■ EXERCISE BRIEF:
From the entries below, say how many lines carry the word "mass", and give nothing but the number.

** Start **

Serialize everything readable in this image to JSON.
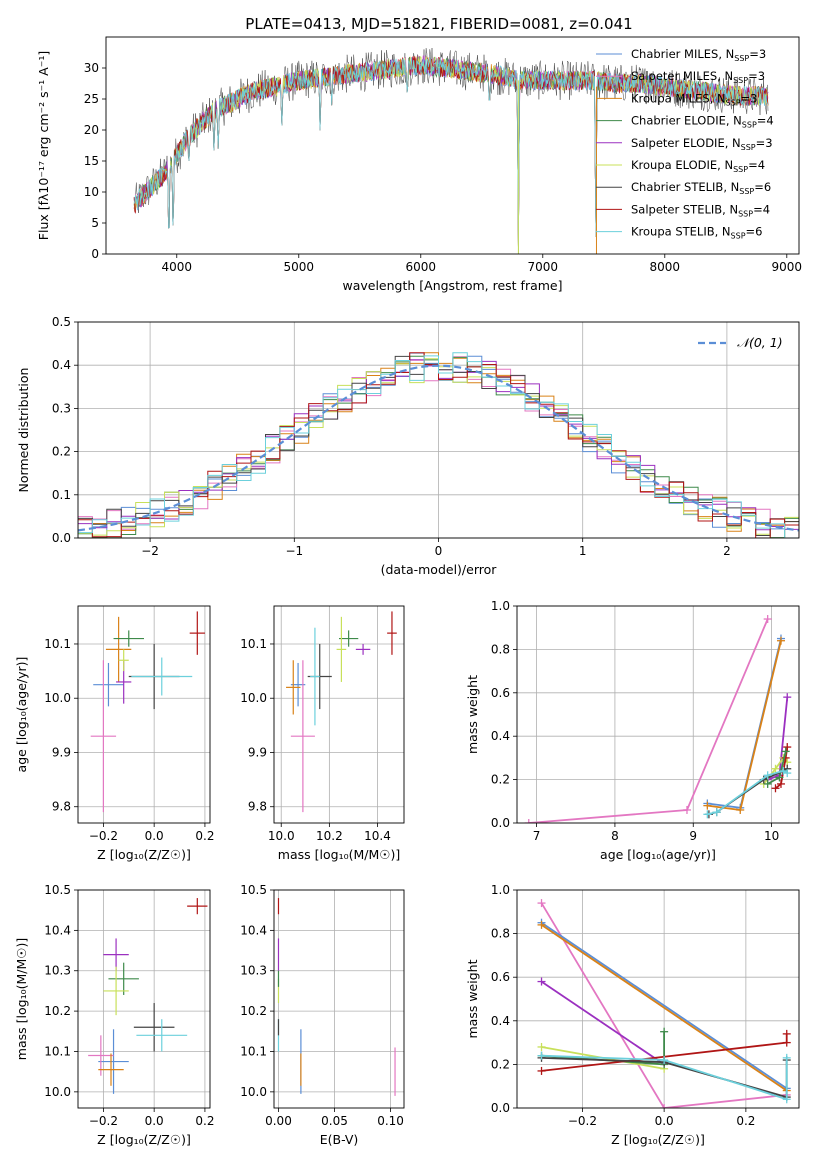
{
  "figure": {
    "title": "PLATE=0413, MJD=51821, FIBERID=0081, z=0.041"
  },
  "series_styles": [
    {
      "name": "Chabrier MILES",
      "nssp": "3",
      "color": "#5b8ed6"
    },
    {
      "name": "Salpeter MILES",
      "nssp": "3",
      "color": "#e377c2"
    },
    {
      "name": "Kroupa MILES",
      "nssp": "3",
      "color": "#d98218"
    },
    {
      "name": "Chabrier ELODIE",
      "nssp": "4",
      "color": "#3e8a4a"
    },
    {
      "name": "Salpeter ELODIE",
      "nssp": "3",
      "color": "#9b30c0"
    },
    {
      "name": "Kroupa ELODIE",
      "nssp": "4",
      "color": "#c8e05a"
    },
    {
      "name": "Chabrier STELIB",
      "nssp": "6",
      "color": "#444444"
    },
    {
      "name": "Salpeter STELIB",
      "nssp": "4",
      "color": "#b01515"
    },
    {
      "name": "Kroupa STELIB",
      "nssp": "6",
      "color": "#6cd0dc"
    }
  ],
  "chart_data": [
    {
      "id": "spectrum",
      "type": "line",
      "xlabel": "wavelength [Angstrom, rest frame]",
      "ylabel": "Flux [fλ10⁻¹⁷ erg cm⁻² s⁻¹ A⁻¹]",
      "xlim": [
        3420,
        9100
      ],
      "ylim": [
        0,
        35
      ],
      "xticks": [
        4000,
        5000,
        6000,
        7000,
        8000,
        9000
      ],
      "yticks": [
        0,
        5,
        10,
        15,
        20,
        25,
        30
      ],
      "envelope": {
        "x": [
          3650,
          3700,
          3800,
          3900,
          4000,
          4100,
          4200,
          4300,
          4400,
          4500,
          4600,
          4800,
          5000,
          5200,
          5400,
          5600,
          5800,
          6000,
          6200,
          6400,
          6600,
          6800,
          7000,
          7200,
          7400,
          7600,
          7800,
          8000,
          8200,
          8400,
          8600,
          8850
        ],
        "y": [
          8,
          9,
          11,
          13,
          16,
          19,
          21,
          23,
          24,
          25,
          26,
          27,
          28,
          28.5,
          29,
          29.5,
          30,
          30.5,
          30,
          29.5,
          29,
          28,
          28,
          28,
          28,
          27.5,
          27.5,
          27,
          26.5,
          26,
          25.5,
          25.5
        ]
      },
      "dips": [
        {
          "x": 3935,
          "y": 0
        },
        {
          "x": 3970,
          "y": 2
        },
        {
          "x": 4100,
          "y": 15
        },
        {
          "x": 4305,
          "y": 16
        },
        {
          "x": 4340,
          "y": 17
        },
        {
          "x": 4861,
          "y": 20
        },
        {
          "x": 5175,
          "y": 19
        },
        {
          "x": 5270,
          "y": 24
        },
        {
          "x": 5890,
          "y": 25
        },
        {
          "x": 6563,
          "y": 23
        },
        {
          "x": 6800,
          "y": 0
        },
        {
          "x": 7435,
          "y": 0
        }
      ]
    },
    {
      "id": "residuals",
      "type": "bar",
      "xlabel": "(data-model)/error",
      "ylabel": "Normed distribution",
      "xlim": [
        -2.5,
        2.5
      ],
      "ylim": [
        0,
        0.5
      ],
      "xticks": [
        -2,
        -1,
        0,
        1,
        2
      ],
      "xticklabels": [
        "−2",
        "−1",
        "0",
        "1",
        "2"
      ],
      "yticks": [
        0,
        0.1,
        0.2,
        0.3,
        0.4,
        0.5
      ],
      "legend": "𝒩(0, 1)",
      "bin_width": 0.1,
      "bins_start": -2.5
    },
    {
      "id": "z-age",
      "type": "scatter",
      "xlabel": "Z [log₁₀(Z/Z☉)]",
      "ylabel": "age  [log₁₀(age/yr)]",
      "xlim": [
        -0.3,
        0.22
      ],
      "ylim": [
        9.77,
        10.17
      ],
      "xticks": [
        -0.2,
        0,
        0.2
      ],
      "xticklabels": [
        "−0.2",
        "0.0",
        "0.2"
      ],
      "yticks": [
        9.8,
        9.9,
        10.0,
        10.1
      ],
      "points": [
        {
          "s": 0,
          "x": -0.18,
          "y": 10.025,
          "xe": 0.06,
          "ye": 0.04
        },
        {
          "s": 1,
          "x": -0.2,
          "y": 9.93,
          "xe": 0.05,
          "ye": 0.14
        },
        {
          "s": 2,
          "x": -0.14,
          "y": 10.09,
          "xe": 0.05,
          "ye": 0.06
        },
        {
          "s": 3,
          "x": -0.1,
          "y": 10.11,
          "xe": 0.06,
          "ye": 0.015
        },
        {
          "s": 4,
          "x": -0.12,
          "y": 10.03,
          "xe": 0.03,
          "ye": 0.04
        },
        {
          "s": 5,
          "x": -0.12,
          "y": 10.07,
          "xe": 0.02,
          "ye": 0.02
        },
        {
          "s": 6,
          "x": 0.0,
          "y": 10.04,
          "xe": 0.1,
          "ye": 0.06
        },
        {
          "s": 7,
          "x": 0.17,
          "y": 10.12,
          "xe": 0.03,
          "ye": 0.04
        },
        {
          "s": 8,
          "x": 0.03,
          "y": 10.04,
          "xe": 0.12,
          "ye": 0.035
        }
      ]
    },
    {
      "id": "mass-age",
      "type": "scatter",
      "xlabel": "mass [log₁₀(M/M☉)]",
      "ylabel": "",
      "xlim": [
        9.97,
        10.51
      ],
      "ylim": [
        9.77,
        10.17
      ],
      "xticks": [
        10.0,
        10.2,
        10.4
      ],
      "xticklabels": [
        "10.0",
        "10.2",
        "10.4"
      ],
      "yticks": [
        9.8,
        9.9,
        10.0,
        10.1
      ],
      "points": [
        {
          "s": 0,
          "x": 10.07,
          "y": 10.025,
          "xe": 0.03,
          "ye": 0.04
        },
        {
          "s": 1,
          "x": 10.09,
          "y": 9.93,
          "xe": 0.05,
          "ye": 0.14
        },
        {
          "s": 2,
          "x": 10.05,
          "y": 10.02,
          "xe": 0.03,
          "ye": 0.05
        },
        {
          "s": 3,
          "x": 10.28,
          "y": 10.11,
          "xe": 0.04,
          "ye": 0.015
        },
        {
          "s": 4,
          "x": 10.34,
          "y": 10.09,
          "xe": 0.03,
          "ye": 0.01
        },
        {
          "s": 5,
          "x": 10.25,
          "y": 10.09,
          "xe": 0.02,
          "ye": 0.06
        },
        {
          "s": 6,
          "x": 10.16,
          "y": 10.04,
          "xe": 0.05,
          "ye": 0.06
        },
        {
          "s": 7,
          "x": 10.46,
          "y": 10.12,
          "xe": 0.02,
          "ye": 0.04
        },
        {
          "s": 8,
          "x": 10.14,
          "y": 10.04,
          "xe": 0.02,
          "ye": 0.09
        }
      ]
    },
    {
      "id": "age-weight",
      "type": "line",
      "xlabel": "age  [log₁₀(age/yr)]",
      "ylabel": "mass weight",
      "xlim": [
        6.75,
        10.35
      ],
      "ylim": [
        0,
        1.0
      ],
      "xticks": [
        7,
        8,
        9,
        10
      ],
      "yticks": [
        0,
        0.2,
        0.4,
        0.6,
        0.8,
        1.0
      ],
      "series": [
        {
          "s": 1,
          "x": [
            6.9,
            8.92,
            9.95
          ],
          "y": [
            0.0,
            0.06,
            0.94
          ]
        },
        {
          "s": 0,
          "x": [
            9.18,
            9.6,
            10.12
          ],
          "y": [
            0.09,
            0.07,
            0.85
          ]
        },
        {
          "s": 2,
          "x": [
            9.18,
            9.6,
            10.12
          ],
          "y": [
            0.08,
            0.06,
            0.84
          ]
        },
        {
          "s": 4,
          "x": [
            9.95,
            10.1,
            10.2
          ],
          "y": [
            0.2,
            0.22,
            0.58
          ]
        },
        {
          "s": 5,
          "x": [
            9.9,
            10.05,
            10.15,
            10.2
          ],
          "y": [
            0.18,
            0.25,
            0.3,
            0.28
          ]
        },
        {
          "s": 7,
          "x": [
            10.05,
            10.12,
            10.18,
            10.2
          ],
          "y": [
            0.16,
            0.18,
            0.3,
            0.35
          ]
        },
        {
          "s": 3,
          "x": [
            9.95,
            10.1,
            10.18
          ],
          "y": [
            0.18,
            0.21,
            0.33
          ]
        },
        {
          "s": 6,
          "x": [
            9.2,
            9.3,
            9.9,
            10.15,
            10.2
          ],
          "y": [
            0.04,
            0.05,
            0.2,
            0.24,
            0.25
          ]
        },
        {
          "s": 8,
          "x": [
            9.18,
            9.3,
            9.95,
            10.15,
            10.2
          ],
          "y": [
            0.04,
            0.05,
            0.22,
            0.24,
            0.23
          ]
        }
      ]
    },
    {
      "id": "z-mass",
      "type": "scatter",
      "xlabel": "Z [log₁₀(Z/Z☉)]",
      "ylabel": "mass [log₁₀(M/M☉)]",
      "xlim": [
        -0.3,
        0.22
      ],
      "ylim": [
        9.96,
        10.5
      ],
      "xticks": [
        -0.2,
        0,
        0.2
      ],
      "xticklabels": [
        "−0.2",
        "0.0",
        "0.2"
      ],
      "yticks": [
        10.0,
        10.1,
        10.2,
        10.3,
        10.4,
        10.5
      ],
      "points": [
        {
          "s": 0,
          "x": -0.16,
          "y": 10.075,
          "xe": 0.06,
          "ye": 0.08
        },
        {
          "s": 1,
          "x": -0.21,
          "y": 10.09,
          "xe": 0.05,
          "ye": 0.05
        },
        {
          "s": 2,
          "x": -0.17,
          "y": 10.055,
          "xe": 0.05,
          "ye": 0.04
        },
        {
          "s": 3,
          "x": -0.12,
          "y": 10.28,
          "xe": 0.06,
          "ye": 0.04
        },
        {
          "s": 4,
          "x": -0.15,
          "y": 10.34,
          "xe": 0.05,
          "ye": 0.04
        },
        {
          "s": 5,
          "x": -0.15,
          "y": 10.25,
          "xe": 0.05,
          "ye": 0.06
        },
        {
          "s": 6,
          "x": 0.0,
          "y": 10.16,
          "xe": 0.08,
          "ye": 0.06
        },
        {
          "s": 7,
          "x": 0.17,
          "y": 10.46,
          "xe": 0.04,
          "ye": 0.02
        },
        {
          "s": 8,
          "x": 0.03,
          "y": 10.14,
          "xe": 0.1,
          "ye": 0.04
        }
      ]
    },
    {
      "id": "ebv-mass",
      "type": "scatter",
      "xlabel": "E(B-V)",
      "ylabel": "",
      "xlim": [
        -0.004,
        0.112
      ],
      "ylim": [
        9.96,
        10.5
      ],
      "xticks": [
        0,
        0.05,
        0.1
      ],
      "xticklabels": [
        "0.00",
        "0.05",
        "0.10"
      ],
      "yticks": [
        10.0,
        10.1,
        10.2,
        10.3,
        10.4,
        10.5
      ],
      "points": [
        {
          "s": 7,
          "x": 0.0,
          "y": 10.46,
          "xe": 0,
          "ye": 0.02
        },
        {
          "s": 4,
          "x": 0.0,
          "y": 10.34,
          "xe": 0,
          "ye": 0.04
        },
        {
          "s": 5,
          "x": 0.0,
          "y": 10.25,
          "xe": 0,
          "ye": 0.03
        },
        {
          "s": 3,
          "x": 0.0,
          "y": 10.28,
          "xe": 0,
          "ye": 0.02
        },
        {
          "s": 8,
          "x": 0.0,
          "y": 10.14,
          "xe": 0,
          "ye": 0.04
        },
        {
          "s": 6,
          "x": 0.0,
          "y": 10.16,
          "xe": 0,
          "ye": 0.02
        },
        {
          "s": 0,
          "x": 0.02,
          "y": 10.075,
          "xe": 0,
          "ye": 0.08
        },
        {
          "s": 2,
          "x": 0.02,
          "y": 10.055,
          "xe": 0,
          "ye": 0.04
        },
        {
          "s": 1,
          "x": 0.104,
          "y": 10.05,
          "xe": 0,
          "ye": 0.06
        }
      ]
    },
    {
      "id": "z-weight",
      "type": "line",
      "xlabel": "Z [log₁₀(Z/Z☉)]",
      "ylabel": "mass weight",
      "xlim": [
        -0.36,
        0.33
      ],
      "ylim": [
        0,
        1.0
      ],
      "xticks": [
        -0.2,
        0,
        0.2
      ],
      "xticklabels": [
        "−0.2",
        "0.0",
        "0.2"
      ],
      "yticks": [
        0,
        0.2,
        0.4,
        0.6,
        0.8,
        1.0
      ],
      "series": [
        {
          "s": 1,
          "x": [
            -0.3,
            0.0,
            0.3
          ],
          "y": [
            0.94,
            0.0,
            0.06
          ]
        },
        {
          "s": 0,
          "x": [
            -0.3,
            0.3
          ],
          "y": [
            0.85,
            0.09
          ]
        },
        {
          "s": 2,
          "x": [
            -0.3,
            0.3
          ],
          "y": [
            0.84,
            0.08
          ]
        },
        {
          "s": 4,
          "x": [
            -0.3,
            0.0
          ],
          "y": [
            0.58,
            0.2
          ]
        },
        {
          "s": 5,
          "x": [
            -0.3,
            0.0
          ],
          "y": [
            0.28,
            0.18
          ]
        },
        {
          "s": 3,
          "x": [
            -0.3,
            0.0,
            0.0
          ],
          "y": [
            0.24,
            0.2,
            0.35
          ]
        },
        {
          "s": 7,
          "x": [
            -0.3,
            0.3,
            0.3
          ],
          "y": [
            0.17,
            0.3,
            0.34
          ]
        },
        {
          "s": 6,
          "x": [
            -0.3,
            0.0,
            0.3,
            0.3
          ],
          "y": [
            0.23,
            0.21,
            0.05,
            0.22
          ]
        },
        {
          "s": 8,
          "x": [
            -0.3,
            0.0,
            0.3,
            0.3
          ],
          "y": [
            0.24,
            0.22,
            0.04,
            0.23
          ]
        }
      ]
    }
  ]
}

** End **

■ FINAL RESULT:
7